Convert the listing below into a Markdown table with two columns, Row and Line. Put a row number in Row and the line itself in Line, and leave out any blank lines.

◆ Working data
========================================================================

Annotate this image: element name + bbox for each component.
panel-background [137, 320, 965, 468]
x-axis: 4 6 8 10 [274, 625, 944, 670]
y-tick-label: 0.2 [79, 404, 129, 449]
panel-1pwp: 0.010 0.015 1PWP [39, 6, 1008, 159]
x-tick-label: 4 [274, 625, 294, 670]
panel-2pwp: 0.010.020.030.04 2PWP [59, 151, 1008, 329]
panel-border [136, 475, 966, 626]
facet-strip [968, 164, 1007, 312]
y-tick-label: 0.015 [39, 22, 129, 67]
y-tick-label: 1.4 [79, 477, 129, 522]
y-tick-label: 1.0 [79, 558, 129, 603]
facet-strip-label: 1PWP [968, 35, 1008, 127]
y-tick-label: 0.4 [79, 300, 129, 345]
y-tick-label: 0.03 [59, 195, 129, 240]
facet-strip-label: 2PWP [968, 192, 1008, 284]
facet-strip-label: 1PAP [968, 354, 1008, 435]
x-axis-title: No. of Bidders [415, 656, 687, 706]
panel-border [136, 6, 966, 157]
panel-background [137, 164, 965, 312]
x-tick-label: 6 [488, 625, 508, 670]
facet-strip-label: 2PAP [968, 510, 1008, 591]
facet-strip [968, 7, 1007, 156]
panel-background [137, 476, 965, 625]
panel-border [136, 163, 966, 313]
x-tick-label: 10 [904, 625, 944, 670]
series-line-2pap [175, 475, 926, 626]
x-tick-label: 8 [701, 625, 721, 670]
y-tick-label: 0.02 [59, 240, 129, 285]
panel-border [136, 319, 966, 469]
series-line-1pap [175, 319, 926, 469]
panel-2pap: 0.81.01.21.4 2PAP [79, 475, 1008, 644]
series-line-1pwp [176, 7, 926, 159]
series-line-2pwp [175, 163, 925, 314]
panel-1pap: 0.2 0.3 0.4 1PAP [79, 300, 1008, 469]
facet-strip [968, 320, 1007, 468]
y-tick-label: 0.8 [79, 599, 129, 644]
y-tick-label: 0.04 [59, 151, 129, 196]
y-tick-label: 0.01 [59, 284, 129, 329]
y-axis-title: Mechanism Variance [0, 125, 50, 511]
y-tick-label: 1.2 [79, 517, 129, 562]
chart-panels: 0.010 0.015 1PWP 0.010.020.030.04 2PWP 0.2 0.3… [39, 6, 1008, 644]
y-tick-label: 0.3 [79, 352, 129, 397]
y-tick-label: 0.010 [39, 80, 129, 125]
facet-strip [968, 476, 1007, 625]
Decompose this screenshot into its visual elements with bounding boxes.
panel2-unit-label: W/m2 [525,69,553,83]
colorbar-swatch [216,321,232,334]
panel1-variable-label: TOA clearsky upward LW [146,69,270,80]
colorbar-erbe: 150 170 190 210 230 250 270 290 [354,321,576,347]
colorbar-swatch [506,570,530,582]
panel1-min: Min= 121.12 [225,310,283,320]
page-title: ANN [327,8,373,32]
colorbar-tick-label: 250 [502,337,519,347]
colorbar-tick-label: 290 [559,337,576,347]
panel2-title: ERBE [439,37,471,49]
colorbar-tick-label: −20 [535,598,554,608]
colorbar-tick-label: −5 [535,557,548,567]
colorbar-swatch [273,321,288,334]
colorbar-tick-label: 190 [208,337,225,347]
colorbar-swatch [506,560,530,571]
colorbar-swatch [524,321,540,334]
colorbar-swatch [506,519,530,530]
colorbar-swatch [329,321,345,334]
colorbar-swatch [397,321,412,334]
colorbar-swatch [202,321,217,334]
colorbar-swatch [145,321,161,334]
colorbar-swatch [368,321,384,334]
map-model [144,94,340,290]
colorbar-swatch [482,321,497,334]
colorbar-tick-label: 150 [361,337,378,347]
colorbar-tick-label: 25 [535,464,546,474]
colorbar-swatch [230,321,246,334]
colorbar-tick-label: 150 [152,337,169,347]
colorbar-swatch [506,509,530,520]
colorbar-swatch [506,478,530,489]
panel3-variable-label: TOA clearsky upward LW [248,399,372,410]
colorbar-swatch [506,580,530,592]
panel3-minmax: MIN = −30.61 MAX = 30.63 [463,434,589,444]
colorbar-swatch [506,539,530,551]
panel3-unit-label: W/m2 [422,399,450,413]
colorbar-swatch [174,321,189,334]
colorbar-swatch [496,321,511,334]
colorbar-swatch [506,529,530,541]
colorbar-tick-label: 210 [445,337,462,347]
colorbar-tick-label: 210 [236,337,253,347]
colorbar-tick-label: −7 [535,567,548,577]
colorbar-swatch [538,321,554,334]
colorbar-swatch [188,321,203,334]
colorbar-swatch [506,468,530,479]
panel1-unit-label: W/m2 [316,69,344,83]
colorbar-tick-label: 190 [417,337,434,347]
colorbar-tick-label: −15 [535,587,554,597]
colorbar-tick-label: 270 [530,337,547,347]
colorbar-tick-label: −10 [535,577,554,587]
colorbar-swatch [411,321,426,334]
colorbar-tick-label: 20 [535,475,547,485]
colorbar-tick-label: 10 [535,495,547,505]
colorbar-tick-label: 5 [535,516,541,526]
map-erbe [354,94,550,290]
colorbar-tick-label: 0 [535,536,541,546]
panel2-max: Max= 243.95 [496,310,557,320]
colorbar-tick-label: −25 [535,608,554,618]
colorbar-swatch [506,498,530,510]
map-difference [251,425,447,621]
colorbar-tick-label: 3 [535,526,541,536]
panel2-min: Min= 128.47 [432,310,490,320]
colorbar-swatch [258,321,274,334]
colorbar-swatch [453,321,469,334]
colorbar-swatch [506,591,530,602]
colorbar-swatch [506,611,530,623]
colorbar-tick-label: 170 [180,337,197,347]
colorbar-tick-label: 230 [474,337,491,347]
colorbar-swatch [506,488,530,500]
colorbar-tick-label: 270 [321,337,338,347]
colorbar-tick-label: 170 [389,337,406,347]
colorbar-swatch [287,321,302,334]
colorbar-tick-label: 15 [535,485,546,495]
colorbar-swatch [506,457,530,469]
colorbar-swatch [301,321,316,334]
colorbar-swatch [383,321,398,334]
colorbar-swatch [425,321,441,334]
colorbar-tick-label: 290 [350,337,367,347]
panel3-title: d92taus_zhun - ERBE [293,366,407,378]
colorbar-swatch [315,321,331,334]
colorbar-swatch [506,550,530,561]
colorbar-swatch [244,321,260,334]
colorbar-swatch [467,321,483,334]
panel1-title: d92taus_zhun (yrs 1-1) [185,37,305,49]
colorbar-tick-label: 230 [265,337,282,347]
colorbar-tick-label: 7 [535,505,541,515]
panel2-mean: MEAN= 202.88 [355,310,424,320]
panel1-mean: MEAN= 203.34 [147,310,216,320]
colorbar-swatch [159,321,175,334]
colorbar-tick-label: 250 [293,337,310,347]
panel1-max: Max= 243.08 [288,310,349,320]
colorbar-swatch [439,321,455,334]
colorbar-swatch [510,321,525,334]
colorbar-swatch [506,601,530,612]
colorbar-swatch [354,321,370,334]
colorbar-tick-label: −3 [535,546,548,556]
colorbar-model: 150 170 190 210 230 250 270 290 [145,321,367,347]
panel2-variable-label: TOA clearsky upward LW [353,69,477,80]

========================================================================

◆ Result of this task
| Row | Line |
|---|---|
| 1 | Annotate this image: element name + bbox for each component. |
| 2 | panel-background [137, 320, 965, 468] |
| 3 | x-axis: 4 6 8 10 [274, 625, 944, 670] |
| 4 | y-tick-label: 0.2 [79, 404, 129, 449] |
| 5 | panel-1pwp: 0.010 0.015 1PWP [39, 6, 1008, 159] |
| 6 | x-tick-label: 4 [274, 625, 294, 670] |
| 7 | panel-2pwp: 0.010.020.030.04 2PWP [59, 151, 1008, 329] |
| 8 | panel-border [136, 475, 966, 626] |
| 9 | facet-strip [968, 164, 1007, 312] |
| 10 | y-tick-label: 0.015 [39, 22, 129, 67] |
| 11 | y-tick-label: 1.4 [79, 477, 129, 522] |
| 12 | y-tick-label: 1.0 [79, 558, 129, 603] |
| 13 | facet-strip-label: 1PWP [968, 35, 1008, 127] |
| 14 | y-tick-label: 0.4 [79, 300, 129, 345] |
| 15 | y-tick-label: 0.03 [59, 195, 129, 240] |
| 16 | facet-strip-label: 2PWP [968, 192, 1008, 284] |
| 17 | facet-strip-label: 1PAP [968, 354, 1008, 435] |
| 18 | x-axis-title: No. of Bidders [415, 656, 687, 706] |
| 19 | panel-border [136, 6, 966, 157] |
| 20 | panel-background [137, 164, 965, 312] |
| 21 | x-tick-label: 6 [488, 625, 508, 670] |
| 22 | facet-strip-label: 2PAP [968, 510, 1008, 591] |
| 23 | facet-strip [968, 7, 1007, 156] |
| 24 | panel-background [137, 476, 965, 625] |
| 25 | panel-border [136, 163, 966, 313] |
| 26 | x-tick-label: 10 [904, 625, 944, 670] |
| 27 | series-line-2pap [175, 475, 926, 626] |
| 28 | x-tick-label: 8 [701, 625, 721, 670] |
| 29 | y-tick-label: 0.02 [59, 240, 129, 285] |
| 30 | panel-border [136, 319, 966, 469] |
| 31 | series-line-1pap [175, 319, 926, 469] |
| 32 | panel-2pap: 0.81.01.21.4 2PAP [79, 475, 1008, 644] |
| 33 | series-line-1pwp [176, 7, 926, 159] |
| 34 | series-line-2pwp [175, 163, 925, 314] |
| 35 | panel-1pap: 0.2 0.3 0.4 1PAP [79, 300, 1008, 469] |
| 36 | facet-strip [968, 320, 1007, 468] |
| 37 | y-tick-label: 0.8 [79, 599, 129, 644] |
| 38 | y-tick-label: 0.04 [59, 151, 129, 196] |
| 39 | y-tick-label: 0.01 [59, 284, 129, 329] |
| 40 | y-axis-title: Mechanism Variance [0, 125, 50, 511] |
| 41 | y-tick-label: 1.2 [79, 517, 129, 562] |
| 42 | chart-panels: 0.010 0.015 1PWP 0.010.020.030.04 2PWP 0.2 0.3… [39, 6, 1008, 644] |
| 43 | y-tick-label: 0.3 [79, 352, 129, 397] |
| 44 | y-tick-label: 0.010 [39, 80, 129, 125] |
| 45 | facet-strip [968, 476, 1007, 625] |
| 46 | Decompose this screenshot into its visual elements with bounding boxes. |
| 47 | panel2-unit-label: W/m2 [525,69,553,83] |
| 48 | colorbar-swatch [216,321,232,334] |
| 49 | panel1-variable-label: TOA clearsky upward LW [146,69,270,80] |
| 50 | colorbar-erbe: 150 170 190 210 230 250 270 290 [354,321,576,347] |
| 51 | colorbar-swatch [506,570,530,582] |
| 52 | panel1-min: Min= 121.12 [225,310,283,320] |
| 53 | page-title: ANN [327,8,373,32] |
| 54 | colorbar-tick-label: 250 [502,337,519,347] |
| 55 | colorbar-tick-label: 290 [559,337,576,347] |
| 56 | panel2-title: ERBE [439,37,471,49] |
| 57 | colorbar-tick-label: −20 [535,598,554,608] |
| 58 | colorbar-tick-label: −5 [535,557,548,567] |
| 59 | colorbar-swatch [273,321,288,334] |
| 60 | colorbar-tick-label: 190 [208,337,225,347] |
| 61 | colorbar-swatch [506,560,530,571] |
| 62 | colorbar-swatch [524,321,540,334] |
| 63 | colorbar-swatch [506,519,530,530] |
| 64 | colorbar-swatch [329,321,345,334] |
| 65 | colorbar-swatch [397,321,412,334] |
| 66 | colorbar-swatch [202,321,217,334] |
| 67 | colorbar-swatch [145,321,161,334] |
| 68 | colorbar-swatch [368,321,384,334] |
| 69 | map-model [144,94,340,290] |
| 70 | colorbar-swatch [482,321,497,334] |
| 71 | colorbar-tick-label: 150 [361,337,378,347] |
| 72 | colorbar-tick-label: 25 [535,464,546,474] |
| 73 | colorbar-swatch [230,321,246,334] |
| 74 | colorbar-tick-label: 150 [152,337,169,347] |
| 75 | colorbar-swatch [506,509,530,520] |
| 76 | colorbar-swatch [506,478,530,489] |
| 77 | panel3-variable-label: TOA clearsky upward LW [248,399,372,410] |
| 78 | colorbar-swatch [506,580,530,592] |
| 79 | panel3-minmax: MIN = −30.61 MAX = 30.63 [463,434,589,444] |
| 80 | colorbar-swatch [506,539,530,551] |
| 81 | panel3-unit-label: W/m2 [422,399,450,413] |
| 82 | colorbar-swatch [174,321,189,334] |
| 83 | colorbar-swatch [496,321,511,334] |
| 84 | colorbar-swatch [506,529,530,541] |
| 85 | colorbar-tick-label: 210 [445,337,462,347] |
| 86 | colorbar-tick-label: 210 [236,337,253,347] |
| 87 | colorbar-tick-label: −7 [535,567,548,577] |
| 88 | colorbar-swatch [538,321,554,334] |
| 89 | colorbar-swatch [188,321,203,334] |
| 90 | colorbar-swatch [506,468,530,479] |
| 91 | panel1-unit-label: W/m2 [316,69,344,83] |
| 92 | colorbar-tick-label: 190 [417,337,434,347] |
| 93 | colorbar-tick-label: −15 [535,587,554,597] |
| 94 | colorbar-tick-label: 270 [530,337,547,347] |
| 95 | colorbar-tick-label: −10 [535,577,554,587] |
| 96 | colorbar-swatch [411,321,426,334] |
| 97 | colorbar-tick-label: 20 [535,475,547,485] |
| 98 | colorbar-tick-label: 10 [535,495,547,505] |
| 99 | colorbar-tick-label: 5 [535,516,541,526] |
| 100 | map-erbe [354,94,550,290] |
| 101 | colorbar-tick-label: 0 [535,536,541,546] |
| 102 | panel2-max: Max= 243.95 [496,310,557,320] |
| 103 | colorbar-tick-label: −25 [535,608,554,618] |
| 104 | colorbar-swatch [506,498,530,510] |
| 105 | map-difference [251,425,447,621] |
| 106 | colorbar-tick-label: 3 [535,526,541,536] |
| 107 | panel2-min: Min= 128.47 [432,310,490,320] |
| 108 | colorbar-swatch [258,321,274,334] |
| 109 | colorbar-swatch [453,321,469,334] |
| 110 | colorbar-swatch [506,591,530,602] |
| 111 | colorbar-swatch [506,611,530,623] |
| 112 | colorbar-tick-label: 170 [180,337,197,347] |
| 113 | colorbar-tick-label: 230 [474,337,491,347] |
| 114 | colorbar-swatch [506,488,530,500] |
| 115 | colorbar-tick-label: 270 [321,337,338,347] |
| 116 | colorbar-tick-label: 170 [389,337,406,347] |
| 117 | colorbar-swatch [287,321,302,334] |
| 118 | colorbar-tick-label: 15 [535,485,546,495] |
| 119 | colorbar-swatch [506,457,530,469] |
| 120 | colorbar-swatch [301,321,316,334] |
| 121 | colorbar-swatch [383,321,398,334] |
| 122 | colorbar-swatch [425,321,441,334] |
| 123 | colorbar-tick-label: 290 [350,337,367,347] |
| 124 | panel3-title: d92taus_zhun - ERBE [293,366,407,378] |
| 125 | colorbar-swatch [315,321,331,334] |
| 126 | colorbar-swatch [506,550,530,561] |
| 127 | colorbar-swatch [244,321,260,334] |
| 128 | colorbar-swatch [467,321,483,334] |
| 129 | panel1-title: d92taus_zhun (yrs 1-1) [185,37,305,49] |
| 130 | colorbar-tick-label: 230 [265,337,282,347] |
| 131 | colorbar-tick-label: 7 [535,505,541,515] |
| 132 | panel2-mean: MEAN= 202.88 [355,310,424,320] |
| 133 | panel1-mean: MEAN= 203.34 [147,310,216,320] |
| 134 | colorbar-swatch [159,321,175,334] |
| 135 | colorbar-tick-label: 250 [293,337,310,347] |
| 136 | panel1-max: Max= 243.08 [288,310,349,320] |
| 137 | colorbar-swatch [439,321,455,334] |
| 138 | colorbar-swatch [510,321,525,334] |
| 139 | colorbar-swatch [506,601,530,612] |
| 140 | colorbar-swatch [354,321,370,334] |
| 141 | colorbar-tick-label: −3 [535,546,548,556] |
| 142 | colorbar-model: 150 170 190 210 230 250 270 290 [145,321,367,347] |
| 143 | panel2-variable-label: TOA clearsky upward LW [353,69,477,80] |